What you need to do.
Which lines have the string "Current"? Copy all of them from the entries below.

++++ Supplied data ++++

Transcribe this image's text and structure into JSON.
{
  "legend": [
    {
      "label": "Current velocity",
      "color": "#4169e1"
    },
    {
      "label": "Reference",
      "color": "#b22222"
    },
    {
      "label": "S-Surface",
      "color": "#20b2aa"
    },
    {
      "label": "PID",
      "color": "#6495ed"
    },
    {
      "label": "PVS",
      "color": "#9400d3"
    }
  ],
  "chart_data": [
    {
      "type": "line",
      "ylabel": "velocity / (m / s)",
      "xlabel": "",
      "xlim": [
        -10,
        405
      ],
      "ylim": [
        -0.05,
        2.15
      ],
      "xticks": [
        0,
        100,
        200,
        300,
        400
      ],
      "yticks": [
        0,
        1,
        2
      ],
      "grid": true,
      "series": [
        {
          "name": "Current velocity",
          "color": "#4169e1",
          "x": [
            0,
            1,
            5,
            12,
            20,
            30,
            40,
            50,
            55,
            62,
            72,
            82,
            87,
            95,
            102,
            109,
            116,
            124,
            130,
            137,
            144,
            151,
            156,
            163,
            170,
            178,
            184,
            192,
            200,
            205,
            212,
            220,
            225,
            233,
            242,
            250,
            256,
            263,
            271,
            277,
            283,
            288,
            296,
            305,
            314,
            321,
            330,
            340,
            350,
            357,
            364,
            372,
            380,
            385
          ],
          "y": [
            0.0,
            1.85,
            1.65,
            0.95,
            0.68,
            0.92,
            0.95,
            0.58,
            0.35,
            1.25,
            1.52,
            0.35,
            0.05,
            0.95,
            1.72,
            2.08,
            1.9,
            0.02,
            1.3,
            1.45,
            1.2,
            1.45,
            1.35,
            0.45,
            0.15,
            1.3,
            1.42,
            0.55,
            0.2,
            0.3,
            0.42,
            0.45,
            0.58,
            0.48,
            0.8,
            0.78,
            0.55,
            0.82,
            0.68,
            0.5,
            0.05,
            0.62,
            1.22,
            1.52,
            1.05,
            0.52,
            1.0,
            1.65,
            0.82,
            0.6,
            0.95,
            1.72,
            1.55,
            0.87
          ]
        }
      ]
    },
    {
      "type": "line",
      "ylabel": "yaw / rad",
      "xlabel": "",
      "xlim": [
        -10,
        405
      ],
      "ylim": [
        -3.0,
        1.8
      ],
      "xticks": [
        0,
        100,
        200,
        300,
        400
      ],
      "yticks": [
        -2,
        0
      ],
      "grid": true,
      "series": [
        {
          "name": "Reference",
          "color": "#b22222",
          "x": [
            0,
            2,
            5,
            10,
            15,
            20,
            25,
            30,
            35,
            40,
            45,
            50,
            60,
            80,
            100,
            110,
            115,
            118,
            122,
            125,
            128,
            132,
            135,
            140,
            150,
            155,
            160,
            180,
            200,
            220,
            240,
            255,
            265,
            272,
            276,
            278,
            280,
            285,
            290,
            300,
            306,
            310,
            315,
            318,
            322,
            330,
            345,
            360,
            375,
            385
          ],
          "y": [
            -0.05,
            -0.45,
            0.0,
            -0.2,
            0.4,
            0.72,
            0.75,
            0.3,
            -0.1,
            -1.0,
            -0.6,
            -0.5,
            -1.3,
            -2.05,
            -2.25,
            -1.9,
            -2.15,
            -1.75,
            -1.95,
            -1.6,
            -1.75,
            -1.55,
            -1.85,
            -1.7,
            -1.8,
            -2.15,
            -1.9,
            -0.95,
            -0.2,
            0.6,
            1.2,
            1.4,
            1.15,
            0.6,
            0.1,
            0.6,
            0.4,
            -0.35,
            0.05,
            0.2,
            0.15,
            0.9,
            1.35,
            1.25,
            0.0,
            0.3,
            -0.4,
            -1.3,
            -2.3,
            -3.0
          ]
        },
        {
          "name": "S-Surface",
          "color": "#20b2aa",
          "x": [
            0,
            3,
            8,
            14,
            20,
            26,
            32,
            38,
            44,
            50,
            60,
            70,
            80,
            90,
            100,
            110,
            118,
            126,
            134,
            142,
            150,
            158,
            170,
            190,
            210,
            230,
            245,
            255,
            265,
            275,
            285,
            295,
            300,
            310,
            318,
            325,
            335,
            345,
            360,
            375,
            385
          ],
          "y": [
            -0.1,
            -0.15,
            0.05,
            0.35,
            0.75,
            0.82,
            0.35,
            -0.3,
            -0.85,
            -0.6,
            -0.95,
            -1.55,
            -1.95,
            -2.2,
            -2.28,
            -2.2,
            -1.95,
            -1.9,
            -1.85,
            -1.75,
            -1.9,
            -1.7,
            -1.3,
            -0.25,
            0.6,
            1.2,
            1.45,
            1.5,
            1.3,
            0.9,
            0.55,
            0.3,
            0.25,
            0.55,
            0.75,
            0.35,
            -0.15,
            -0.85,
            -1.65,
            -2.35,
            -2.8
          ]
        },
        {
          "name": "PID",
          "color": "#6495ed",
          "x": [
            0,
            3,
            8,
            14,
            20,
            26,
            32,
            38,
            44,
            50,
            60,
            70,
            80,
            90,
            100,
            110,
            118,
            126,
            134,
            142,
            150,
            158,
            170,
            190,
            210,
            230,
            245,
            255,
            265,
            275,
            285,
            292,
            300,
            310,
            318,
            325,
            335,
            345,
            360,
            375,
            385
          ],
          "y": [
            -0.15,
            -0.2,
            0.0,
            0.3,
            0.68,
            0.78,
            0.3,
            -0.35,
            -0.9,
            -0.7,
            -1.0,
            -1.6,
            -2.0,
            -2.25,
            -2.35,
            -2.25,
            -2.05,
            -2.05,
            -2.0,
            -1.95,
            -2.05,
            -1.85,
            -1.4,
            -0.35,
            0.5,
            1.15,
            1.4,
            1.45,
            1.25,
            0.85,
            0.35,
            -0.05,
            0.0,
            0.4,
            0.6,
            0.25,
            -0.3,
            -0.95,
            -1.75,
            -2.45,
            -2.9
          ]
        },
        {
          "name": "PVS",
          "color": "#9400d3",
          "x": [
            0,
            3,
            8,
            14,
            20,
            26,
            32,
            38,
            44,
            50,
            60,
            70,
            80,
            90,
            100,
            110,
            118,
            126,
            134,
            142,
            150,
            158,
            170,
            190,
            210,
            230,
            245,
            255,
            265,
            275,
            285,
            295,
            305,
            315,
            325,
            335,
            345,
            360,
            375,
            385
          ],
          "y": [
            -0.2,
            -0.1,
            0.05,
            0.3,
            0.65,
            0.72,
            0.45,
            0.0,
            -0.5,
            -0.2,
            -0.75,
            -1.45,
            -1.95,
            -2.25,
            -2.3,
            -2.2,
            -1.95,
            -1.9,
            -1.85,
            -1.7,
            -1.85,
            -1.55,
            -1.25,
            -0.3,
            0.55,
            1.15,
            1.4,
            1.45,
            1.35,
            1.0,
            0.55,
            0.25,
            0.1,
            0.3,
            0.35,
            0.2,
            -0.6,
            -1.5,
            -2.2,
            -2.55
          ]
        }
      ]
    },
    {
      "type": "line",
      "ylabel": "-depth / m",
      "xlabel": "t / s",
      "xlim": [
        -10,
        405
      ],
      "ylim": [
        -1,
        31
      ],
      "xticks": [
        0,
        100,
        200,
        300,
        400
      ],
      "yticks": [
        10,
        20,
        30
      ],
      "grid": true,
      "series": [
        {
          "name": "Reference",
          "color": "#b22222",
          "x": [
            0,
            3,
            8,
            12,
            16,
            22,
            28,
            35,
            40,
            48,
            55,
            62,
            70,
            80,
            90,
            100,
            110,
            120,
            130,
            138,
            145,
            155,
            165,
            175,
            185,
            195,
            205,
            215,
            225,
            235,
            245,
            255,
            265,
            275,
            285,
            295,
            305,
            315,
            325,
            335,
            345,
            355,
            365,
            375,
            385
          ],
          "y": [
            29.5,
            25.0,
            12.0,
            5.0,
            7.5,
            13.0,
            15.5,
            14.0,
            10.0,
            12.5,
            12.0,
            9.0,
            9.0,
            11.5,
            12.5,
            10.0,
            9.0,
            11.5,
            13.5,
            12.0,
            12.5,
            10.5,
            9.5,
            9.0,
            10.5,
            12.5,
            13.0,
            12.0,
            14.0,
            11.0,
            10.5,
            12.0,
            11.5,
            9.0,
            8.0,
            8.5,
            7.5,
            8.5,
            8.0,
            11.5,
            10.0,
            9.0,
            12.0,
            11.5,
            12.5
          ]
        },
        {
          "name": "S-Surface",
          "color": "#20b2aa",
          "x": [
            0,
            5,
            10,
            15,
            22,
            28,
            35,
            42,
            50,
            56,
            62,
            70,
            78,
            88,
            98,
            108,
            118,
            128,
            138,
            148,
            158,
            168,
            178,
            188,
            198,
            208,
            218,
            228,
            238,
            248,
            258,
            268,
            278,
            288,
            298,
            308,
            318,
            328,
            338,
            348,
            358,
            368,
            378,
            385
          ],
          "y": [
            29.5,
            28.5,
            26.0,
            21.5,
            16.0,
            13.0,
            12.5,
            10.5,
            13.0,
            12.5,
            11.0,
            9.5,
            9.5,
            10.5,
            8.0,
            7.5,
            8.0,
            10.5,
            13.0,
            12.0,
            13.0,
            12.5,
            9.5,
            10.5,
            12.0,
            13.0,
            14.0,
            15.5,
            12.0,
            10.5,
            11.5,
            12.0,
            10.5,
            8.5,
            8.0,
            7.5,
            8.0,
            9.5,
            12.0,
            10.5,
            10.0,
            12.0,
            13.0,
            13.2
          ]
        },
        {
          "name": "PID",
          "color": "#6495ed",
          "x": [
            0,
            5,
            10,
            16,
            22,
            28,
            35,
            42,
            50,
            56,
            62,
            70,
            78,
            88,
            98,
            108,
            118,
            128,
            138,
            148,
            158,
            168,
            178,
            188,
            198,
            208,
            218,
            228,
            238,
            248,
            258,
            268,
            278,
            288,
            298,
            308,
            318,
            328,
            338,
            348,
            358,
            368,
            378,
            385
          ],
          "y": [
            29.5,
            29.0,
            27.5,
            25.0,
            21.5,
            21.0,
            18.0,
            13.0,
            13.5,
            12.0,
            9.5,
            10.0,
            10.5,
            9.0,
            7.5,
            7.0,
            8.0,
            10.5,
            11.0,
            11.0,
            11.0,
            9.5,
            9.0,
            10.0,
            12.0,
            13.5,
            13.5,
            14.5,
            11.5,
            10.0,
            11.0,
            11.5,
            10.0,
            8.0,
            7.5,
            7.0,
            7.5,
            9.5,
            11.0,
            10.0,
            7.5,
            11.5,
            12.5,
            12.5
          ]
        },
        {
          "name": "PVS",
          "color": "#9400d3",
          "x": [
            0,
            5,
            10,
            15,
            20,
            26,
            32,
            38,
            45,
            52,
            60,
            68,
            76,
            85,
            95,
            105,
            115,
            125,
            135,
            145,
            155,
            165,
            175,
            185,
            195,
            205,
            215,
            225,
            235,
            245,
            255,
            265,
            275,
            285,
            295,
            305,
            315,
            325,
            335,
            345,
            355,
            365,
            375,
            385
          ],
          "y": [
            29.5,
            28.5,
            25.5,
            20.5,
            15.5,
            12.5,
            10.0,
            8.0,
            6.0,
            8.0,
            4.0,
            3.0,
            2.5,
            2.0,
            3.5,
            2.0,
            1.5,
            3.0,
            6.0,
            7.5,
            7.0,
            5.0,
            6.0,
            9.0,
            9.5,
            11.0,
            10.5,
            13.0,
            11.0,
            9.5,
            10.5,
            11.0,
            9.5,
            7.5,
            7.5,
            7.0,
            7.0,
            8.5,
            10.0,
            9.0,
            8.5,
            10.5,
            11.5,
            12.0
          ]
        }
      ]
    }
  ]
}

++++

Task answer.
      "label": "Current velocity",
          "name": "Current velocity",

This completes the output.